#### Provided data
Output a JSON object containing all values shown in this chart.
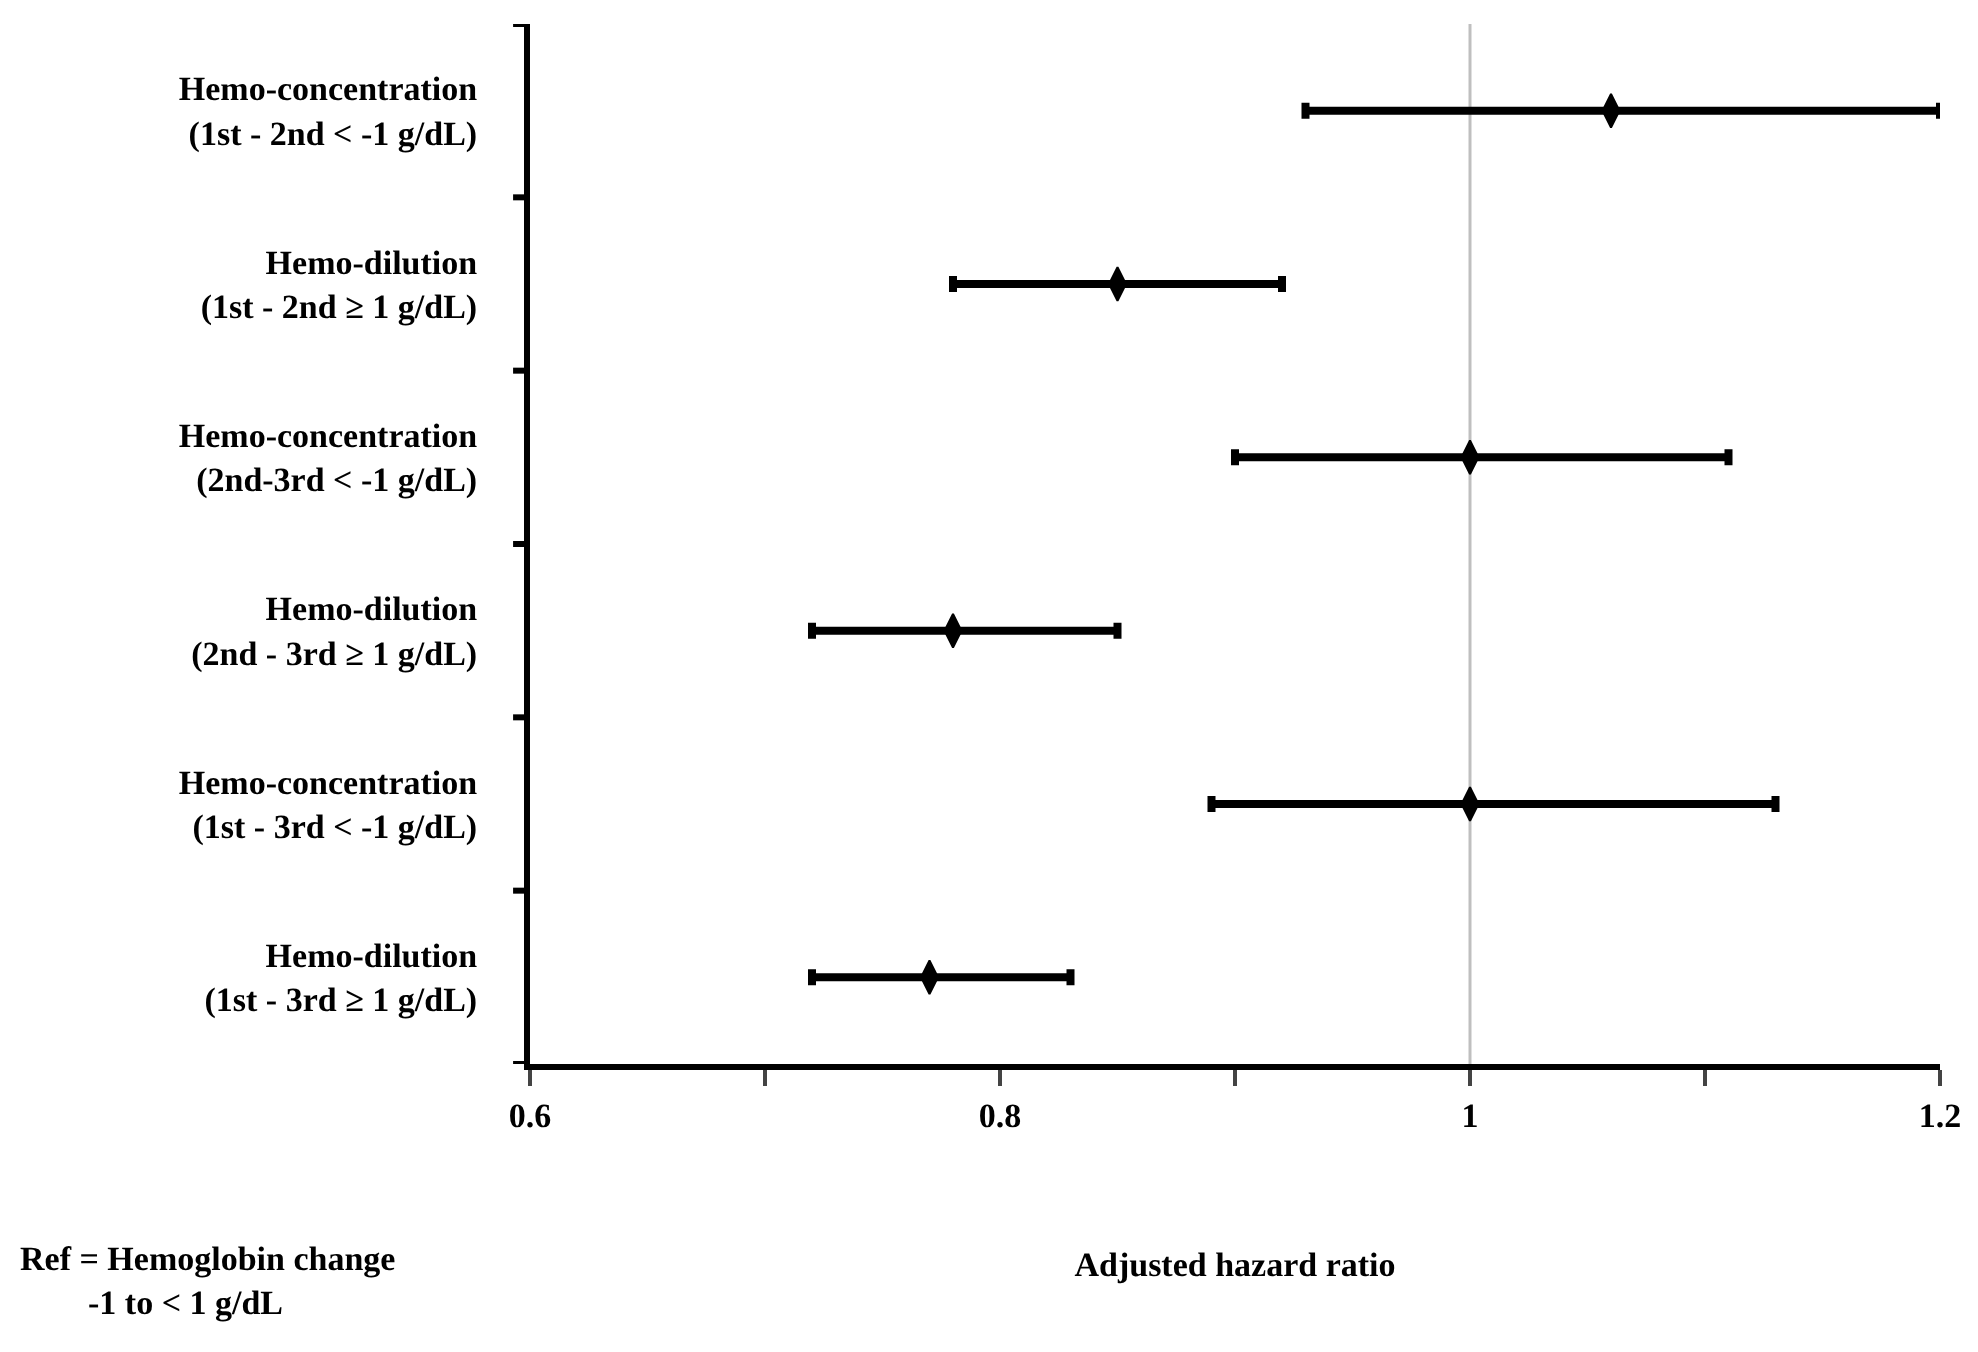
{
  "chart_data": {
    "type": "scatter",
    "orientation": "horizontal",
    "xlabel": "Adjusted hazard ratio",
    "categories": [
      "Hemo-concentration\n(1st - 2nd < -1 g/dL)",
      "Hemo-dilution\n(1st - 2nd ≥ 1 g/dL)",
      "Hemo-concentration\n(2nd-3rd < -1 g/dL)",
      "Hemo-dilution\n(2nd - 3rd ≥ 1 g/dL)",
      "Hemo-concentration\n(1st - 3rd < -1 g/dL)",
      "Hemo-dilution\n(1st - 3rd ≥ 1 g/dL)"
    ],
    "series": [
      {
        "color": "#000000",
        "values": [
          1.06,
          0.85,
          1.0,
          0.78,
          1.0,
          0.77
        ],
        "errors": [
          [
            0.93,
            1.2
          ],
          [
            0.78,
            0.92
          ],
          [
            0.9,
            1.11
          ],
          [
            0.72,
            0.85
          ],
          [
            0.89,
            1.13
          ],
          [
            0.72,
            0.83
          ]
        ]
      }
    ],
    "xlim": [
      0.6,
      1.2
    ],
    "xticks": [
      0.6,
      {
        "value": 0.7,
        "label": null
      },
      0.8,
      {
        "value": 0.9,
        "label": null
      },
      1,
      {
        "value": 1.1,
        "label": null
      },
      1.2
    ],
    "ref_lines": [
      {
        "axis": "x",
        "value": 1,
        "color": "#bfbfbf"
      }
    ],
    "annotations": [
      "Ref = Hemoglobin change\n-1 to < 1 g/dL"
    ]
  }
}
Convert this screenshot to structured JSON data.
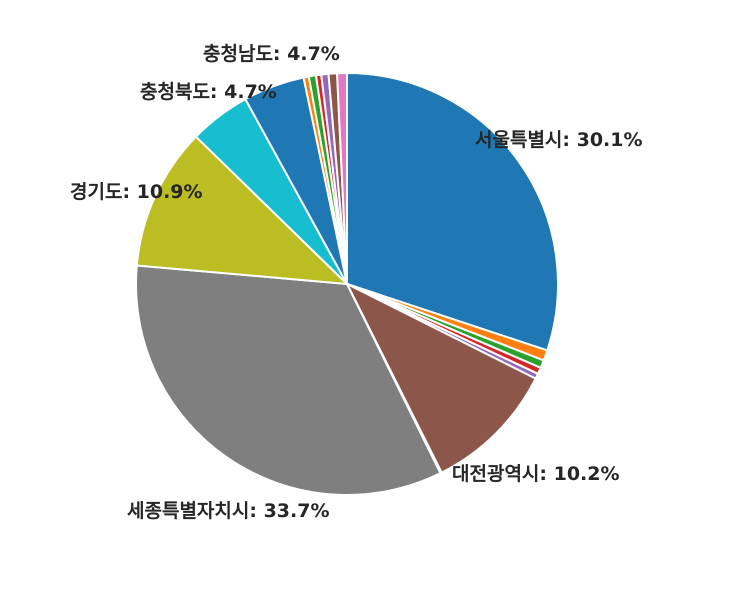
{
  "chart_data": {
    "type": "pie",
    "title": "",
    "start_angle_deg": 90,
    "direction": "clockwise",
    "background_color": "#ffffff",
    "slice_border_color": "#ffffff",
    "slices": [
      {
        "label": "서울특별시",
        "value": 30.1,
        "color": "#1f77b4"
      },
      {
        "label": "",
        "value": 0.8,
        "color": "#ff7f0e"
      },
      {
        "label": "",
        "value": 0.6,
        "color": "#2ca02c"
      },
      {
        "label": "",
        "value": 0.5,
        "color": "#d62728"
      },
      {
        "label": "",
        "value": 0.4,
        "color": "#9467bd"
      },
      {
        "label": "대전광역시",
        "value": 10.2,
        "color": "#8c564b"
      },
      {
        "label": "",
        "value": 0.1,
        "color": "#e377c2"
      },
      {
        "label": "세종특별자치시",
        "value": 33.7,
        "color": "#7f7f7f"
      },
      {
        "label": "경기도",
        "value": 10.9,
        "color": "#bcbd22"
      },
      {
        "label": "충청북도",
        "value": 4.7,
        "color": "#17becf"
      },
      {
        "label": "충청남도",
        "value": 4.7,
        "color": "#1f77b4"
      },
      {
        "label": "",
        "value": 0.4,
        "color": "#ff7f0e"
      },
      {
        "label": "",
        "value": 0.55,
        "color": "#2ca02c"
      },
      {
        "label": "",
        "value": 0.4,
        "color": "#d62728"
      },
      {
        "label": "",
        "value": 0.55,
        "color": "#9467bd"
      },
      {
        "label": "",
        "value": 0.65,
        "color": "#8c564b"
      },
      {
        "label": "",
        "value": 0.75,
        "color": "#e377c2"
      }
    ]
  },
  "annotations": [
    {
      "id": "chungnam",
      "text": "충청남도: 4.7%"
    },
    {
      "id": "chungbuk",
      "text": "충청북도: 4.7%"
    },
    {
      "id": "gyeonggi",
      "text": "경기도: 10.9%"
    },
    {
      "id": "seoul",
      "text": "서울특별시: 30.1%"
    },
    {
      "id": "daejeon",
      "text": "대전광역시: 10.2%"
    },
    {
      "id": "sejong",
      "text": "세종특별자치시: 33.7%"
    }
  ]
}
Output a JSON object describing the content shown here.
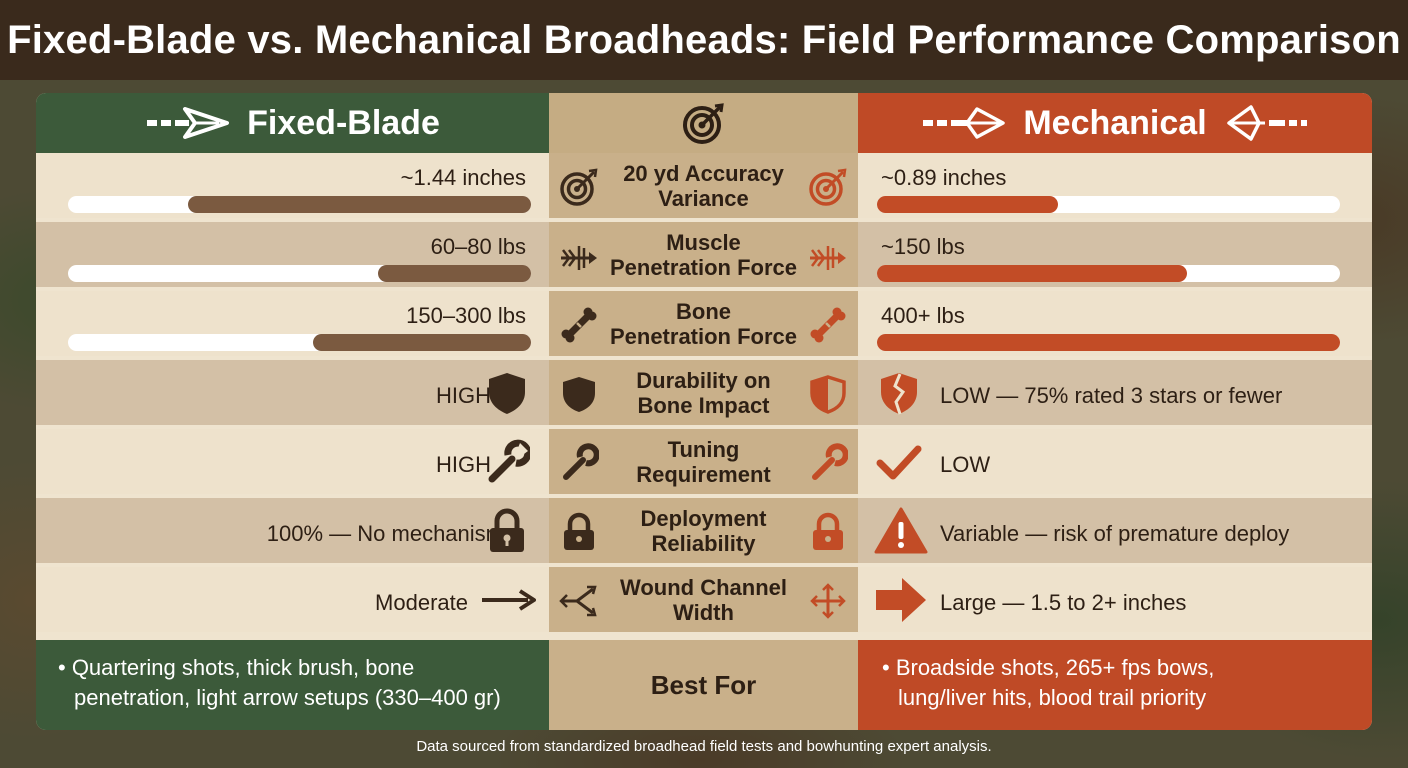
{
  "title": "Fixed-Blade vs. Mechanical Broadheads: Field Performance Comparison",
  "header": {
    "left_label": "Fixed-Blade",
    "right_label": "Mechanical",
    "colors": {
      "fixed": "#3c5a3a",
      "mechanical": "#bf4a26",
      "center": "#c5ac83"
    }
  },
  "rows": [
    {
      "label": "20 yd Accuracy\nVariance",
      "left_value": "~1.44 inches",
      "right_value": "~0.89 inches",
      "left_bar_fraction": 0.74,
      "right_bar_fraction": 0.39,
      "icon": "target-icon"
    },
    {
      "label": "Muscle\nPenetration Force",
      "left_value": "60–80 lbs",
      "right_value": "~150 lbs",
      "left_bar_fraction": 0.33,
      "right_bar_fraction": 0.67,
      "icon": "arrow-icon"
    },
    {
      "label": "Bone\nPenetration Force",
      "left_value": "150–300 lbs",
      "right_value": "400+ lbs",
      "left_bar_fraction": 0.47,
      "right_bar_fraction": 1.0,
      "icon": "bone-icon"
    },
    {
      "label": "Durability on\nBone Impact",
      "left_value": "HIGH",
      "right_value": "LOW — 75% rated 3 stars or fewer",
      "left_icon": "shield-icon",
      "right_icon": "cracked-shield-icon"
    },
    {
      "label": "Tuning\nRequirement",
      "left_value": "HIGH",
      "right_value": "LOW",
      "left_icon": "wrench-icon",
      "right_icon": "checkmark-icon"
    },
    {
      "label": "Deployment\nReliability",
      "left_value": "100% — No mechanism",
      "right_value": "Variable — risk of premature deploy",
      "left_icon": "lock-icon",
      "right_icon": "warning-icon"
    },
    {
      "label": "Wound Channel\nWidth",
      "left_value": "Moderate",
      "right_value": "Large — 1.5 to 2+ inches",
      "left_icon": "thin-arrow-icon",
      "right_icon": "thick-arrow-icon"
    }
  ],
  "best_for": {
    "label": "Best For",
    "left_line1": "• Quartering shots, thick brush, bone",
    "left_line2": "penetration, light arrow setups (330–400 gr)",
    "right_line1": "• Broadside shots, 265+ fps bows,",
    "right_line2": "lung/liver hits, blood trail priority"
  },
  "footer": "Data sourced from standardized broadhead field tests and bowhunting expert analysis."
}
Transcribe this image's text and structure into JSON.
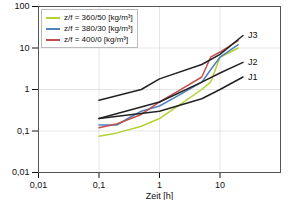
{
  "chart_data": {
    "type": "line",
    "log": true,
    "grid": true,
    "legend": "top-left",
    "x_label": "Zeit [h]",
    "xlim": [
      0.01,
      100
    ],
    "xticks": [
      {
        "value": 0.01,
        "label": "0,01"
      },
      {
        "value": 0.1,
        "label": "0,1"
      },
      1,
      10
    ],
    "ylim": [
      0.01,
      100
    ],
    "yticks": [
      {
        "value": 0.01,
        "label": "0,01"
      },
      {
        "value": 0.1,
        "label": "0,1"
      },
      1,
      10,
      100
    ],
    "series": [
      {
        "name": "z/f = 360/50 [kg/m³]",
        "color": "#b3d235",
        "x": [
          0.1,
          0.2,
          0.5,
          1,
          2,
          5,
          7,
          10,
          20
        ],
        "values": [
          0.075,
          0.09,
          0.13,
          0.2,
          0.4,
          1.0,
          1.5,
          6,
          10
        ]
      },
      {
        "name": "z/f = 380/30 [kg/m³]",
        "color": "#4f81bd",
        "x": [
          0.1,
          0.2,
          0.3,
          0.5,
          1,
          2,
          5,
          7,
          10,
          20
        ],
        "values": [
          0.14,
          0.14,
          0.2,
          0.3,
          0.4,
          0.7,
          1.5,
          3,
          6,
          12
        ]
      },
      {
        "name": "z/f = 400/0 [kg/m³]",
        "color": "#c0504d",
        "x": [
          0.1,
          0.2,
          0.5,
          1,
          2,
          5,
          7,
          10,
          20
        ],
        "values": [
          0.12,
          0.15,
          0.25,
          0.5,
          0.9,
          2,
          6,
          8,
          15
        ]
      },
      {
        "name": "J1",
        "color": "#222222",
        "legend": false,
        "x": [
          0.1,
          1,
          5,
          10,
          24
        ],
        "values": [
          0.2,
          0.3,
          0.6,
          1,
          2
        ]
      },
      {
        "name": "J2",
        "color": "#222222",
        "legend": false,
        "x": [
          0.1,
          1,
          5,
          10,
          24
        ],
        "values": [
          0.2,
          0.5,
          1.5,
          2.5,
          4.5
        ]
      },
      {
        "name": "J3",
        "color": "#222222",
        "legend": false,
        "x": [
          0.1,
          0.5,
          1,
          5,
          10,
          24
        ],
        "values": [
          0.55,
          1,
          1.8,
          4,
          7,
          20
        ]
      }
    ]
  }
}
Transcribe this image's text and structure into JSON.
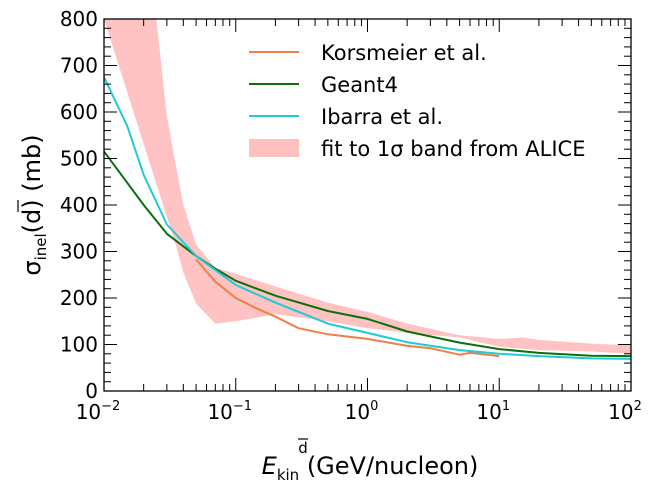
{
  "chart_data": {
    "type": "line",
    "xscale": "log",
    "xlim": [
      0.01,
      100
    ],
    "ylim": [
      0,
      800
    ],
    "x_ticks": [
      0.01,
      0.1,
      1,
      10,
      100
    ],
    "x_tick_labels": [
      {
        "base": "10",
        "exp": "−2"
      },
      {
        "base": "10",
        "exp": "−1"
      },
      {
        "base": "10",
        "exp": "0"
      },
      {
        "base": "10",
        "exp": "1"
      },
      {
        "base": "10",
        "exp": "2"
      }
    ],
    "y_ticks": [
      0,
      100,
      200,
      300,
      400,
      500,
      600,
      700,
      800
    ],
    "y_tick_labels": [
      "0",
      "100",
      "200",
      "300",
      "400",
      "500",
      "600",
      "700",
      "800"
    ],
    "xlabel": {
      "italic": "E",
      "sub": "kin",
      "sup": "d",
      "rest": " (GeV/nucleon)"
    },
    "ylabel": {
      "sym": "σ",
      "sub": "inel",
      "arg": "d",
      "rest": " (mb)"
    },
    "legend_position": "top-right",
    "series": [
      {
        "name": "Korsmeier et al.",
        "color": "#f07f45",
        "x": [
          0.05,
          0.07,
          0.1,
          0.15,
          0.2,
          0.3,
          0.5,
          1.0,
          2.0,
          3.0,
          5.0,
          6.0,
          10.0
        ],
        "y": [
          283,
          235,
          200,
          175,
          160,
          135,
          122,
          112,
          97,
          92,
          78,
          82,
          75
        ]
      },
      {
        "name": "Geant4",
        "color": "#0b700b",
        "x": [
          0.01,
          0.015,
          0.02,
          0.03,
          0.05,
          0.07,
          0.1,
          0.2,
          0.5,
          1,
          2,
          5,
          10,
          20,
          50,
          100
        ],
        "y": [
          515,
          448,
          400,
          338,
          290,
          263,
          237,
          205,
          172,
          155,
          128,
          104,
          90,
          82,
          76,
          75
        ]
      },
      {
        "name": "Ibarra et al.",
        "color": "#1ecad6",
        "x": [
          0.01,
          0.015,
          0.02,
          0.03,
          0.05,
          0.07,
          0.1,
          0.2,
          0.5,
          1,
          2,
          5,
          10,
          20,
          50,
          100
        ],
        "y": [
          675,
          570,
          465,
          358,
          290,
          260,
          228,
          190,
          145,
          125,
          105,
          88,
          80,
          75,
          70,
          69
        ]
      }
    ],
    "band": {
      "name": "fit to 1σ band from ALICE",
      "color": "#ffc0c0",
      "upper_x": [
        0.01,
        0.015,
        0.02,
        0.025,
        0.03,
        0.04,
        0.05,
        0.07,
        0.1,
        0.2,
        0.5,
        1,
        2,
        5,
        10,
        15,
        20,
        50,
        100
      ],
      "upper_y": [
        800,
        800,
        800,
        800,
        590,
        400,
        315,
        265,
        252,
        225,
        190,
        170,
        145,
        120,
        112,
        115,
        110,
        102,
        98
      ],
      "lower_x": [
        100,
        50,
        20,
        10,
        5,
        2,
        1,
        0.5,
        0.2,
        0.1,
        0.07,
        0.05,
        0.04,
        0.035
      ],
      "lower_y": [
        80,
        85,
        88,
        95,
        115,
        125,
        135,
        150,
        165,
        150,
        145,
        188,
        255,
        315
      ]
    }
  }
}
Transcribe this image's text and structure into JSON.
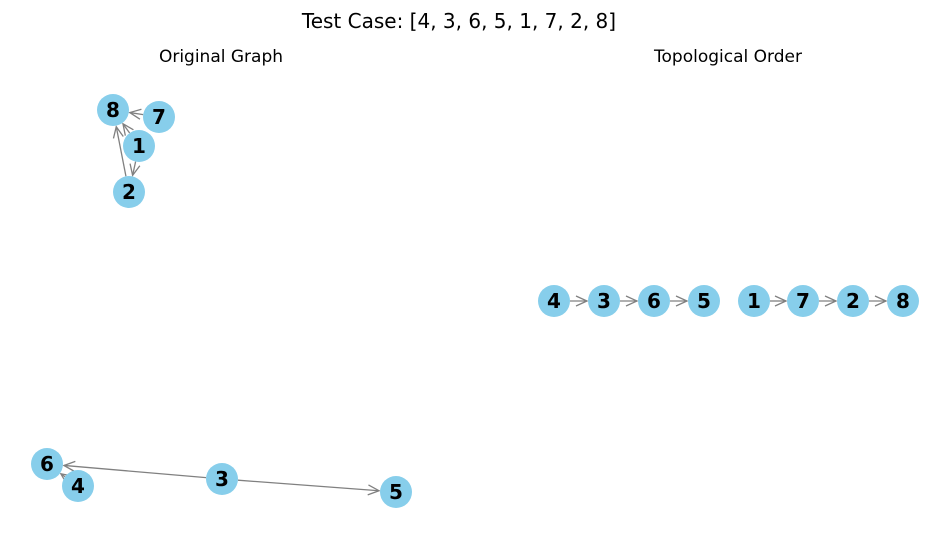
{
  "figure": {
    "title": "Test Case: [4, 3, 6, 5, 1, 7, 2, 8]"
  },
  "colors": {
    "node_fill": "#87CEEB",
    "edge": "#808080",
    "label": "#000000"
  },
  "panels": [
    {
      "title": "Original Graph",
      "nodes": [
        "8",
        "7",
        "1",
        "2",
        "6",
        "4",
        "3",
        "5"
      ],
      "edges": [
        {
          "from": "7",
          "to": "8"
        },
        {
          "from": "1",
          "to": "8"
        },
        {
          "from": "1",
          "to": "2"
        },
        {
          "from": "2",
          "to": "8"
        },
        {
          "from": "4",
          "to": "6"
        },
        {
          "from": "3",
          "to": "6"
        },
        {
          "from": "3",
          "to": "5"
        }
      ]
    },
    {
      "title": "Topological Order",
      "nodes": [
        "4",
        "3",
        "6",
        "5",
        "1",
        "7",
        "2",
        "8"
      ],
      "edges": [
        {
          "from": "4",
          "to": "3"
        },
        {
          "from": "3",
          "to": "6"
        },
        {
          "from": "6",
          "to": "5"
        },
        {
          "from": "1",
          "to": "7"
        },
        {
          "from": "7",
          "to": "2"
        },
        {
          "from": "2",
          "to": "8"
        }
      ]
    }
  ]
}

#### Short problem
Find the word "title" in the data and show each line that holds it.

#### Worked answer
    "title": "",
  "title": "Fixed-Blade vs. Mechanical Broadheads: Field Performance Comparison",
    "title": "Test Case: [4, 3, 6, 5, 1, 7, 2, 8]"
      "title": "Original Graph",
      "title": "Topological Order",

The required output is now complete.